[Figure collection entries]
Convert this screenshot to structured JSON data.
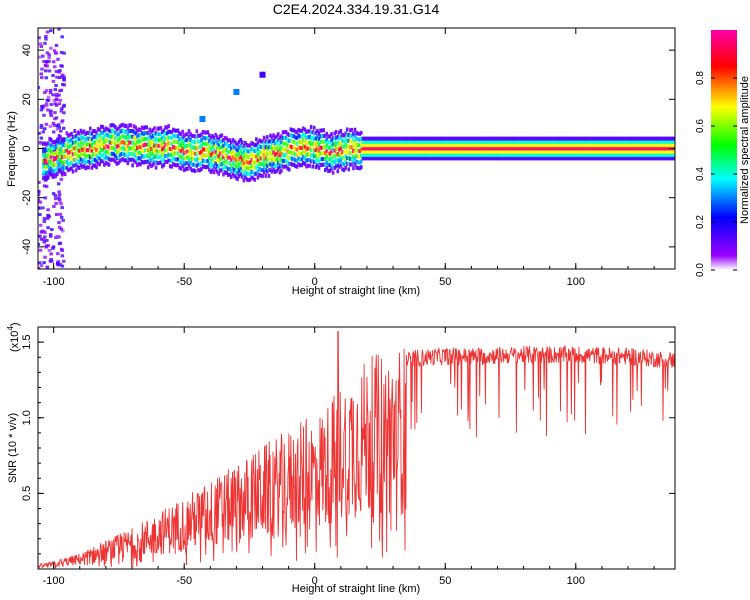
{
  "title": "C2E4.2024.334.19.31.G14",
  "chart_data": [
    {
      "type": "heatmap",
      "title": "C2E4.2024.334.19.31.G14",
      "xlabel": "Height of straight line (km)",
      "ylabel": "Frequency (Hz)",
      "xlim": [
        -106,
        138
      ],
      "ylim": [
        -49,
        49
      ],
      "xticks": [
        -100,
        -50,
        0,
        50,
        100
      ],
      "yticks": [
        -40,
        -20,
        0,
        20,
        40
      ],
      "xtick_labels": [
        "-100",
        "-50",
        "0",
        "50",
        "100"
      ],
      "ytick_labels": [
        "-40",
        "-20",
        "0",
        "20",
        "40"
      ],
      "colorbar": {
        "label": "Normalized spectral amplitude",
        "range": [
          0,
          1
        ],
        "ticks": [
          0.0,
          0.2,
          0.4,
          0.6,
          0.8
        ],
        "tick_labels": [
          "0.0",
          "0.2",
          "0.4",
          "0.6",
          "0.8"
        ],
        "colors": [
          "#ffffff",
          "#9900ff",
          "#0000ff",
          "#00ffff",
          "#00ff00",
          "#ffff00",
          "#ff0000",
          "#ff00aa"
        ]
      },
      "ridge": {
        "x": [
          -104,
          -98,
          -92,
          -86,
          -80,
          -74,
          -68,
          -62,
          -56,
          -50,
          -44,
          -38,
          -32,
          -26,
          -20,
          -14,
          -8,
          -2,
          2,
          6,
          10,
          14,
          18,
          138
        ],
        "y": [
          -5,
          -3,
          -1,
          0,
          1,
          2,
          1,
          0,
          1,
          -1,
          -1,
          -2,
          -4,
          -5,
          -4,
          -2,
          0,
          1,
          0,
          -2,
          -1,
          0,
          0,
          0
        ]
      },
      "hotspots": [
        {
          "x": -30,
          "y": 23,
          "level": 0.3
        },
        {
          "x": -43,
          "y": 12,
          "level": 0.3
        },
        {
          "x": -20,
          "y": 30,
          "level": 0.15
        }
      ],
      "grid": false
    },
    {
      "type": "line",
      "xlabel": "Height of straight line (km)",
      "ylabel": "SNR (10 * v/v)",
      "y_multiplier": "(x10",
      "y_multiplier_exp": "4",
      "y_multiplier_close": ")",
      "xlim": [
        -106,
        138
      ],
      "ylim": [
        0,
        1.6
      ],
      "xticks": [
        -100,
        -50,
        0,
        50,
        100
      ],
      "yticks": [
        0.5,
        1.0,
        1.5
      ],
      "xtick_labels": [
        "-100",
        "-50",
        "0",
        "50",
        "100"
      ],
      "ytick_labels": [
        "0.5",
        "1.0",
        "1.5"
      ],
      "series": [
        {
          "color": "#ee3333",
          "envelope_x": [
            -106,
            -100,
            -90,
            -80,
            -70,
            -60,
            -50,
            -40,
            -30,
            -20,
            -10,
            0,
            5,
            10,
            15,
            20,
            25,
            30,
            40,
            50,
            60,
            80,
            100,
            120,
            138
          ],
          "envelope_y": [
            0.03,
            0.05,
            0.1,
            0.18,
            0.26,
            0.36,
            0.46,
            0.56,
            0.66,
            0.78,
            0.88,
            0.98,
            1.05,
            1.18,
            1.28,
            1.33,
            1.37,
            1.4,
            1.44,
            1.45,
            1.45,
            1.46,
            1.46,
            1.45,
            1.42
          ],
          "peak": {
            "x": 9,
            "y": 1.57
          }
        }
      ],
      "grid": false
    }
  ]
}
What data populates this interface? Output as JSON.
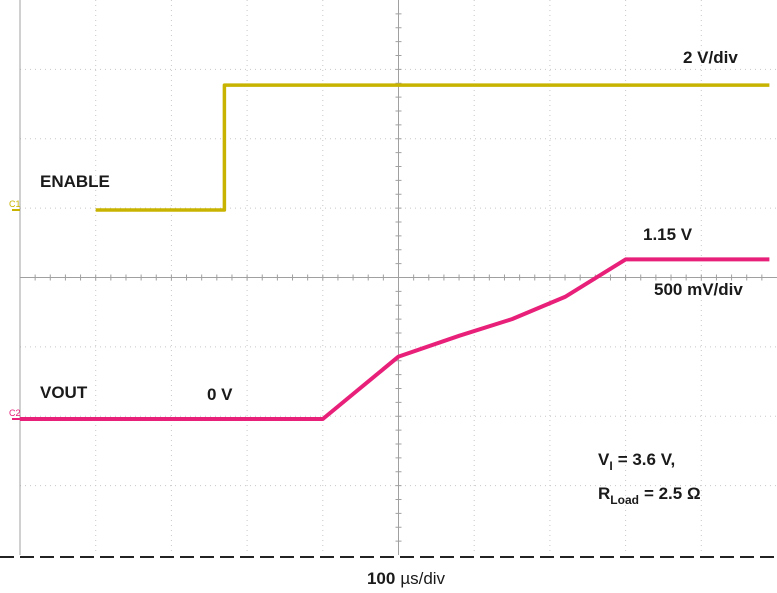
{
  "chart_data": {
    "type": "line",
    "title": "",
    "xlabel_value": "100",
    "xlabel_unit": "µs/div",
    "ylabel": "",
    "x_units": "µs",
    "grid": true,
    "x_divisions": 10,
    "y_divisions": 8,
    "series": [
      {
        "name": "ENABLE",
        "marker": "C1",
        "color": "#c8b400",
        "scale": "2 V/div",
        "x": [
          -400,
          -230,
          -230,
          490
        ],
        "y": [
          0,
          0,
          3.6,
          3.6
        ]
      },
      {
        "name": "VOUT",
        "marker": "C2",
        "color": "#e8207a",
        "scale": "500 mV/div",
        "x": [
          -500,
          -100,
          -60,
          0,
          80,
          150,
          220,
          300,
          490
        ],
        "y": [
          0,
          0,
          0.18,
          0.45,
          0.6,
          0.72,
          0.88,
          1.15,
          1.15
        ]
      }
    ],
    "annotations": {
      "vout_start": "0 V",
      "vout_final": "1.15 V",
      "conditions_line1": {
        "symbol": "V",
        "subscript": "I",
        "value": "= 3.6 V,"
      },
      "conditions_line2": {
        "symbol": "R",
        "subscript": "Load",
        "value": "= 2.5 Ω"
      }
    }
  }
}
==
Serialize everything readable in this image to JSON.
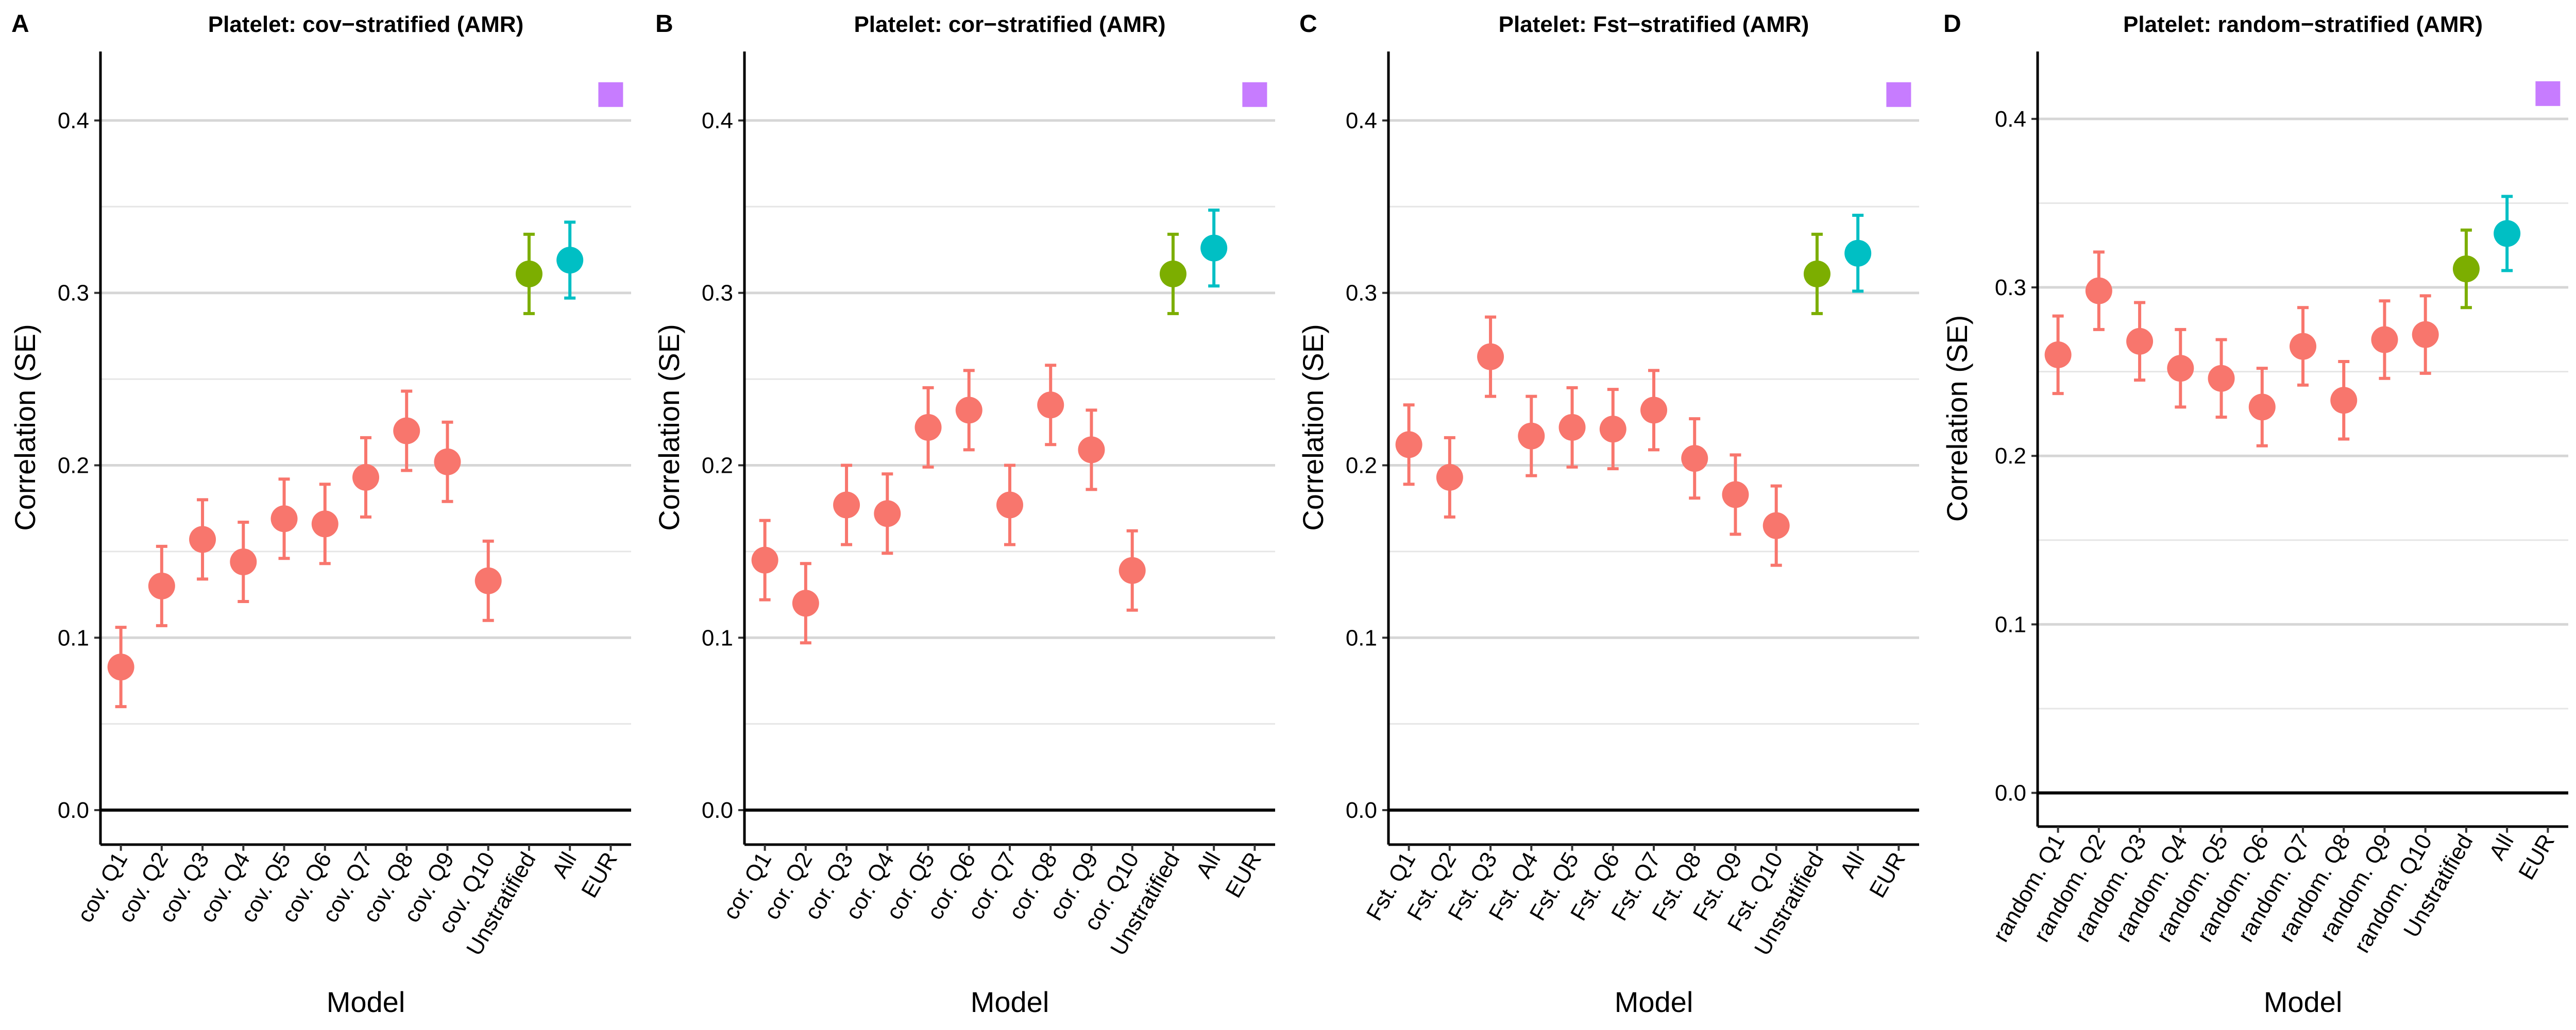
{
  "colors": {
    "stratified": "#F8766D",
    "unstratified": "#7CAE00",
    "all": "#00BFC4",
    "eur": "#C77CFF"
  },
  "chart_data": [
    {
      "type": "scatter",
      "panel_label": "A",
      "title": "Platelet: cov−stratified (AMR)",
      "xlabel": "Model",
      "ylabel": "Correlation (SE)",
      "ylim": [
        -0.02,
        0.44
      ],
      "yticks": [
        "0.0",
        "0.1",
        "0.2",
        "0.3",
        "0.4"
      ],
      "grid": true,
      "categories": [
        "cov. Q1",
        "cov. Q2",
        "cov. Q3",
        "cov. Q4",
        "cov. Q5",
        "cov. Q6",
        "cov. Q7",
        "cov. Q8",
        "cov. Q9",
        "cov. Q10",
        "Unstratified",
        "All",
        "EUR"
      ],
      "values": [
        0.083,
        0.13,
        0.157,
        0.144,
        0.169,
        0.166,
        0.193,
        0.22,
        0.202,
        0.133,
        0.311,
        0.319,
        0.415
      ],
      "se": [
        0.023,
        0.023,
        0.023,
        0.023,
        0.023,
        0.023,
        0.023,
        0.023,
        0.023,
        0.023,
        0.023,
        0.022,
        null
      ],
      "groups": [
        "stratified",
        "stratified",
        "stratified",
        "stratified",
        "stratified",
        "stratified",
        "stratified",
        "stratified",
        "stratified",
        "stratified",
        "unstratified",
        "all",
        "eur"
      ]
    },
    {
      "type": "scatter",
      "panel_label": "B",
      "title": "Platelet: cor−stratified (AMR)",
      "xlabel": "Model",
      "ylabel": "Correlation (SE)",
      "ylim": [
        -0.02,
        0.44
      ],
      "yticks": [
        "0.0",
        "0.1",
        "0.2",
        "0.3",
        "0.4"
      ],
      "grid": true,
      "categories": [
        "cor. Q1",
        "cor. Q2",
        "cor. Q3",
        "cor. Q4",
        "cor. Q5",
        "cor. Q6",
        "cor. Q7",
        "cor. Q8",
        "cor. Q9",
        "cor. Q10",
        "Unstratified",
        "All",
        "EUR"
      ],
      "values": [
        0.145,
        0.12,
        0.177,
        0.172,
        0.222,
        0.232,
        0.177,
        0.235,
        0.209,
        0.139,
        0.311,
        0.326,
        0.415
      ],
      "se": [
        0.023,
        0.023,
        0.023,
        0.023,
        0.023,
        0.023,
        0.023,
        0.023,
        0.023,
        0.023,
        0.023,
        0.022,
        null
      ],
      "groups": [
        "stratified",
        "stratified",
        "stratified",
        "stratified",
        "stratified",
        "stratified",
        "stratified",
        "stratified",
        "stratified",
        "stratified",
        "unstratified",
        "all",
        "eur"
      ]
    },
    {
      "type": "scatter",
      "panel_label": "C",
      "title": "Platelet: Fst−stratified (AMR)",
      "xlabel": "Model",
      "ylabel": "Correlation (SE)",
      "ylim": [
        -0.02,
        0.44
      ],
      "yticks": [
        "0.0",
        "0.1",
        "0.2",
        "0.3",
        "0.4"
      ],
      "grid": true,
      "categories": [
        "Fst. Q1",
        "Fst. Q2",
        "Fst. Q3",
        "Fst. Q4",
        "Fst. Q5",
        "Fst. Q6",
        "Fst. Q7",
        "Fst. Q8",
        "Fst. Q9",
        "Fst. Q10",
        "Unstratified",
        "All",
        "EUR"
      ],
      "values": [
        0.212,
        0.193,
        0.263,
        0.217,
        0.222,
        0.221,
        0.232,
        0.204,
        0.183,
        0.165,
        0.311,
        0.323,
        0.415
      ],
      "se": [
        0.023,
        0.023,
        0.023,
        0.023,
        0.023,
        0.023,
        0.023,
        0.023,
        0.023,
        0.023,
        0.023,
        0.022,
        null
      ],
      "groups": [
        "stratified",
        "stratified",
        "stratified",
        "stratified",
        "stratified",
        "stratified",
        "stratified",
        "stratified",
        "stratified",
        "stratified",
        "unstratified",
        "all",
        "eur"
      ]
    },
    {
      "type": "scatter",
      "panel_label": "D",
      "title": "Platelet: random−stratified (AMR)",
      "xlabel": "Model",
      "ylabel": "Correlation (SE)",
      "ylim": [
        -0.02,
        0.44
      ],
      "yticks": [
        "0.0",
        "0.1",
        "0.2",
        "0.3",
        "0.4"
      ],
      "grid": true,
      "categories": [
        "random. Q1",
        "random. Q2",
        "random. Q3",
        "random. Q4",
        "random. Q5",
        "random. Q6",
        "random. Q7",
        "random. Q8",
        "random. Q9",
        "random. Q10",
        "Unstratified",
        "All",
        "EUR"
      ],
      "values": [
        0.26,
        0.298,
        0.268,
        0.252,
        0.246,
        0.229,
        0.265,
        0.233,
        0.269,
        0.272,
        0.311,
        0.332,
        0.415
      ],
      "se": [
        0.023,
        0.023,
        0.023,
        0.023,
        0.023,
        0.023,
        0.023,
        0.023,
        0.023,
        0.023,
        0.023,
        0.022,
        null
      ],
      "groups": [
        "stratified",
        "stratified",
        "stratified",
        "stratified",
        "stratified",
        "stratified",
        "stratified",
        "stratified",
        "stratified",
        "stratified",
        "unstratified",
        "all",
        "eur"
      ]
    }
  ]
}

| Brief |
Among the records above, find each line holding the string "JSON" and pull it out.

| Response to the task |
Convert this screenshot to structured JSON data.
What data populates this interface? Output as JSON.
Serialize everything readable in this image to JSON.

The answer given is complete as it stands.